TASK GOAL: Write out exactly, please, the lines from the one containing "Read all visible content and emit it as JSON." to the end of the material.

━━━━━━━━

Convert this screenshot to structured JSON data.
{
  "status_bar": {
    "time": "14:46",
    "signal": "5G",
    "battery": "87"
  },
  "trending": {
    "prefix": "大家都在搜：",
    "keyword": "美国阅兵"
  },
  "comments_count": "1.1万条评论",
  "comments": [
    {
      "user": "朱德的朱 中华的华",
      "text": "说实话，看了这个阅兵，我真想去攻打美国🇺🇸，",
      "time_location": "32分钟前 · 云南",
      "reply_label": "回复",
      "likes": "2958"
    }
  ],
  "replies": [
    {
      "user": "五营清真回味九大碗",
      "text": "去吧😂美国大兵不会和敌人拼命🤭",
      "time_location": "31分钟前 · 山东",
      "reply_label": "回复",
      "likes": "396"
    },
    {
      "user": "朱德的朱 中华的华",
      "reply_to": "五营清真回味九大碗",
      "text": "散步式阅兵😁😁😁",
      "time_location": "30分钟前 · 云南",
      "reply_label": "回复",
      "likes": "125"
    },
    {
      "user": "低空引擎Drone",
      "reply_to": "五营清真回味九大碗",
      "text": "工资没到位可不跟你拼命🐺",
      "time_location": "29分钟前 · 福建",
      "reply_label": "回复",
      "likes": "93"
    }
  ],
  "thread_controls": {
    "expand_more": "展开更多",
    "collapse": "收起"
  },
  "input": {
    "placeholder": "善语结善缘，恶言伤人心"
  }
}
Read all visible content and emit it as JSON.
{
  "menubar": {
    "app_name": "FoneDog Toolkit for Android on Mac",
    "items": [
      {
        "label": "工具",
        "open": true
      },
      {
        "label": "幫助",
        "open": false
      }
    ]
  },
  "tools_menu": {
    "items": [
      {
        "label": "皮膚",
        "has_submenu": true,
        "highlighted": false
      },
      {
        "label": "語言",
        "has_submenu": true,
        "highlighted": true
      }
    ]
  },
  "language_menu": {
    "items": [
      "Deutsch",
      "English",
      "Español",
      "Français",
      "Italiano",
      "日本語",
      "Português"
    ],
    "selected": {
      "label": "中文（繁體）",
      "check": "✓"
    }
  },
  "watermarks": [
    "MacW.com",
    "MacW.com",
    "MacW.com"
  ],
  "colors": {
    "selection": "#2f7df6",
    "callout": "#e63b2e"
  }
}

━━━━━━━━

ANSWER TO THE PROBLEM:
Read all visible content and emit it as JSON.
{
  "menubar": {
    "app_name": "FoneDog Toolkit for Android on Mac",
    "items": [
      {
        "label": "工具",
        "open": true
      },
      {
        "label": "幫助",
        "open": false
      }
    ]
  },
  "tools_menu": {
    "items": [
      {
        "label": "皮膚",
        "has_submenu": true,
        "highlighted": false
      },
      {
        "label": "語言",
        "has_submenu": true,
        "highlighted": true
      }
    ]
  },
  "language_menu": {
    "items": [
      "Deutsch",
      "English",
      "Español",
      "Français",
      "Italiano",
      "日本語",
      "Português"
    ],
    "selected": {
      "label": "中文（繁體）",
      "check": "✓"
    }
  },
  "watermarks": [
    "MacW.com",
    "MacW.com",
    "MacW.com"
  ],
  "colors": {
    "selection": "#2f7df6",
    "callout": "#e63b2e"
  }
}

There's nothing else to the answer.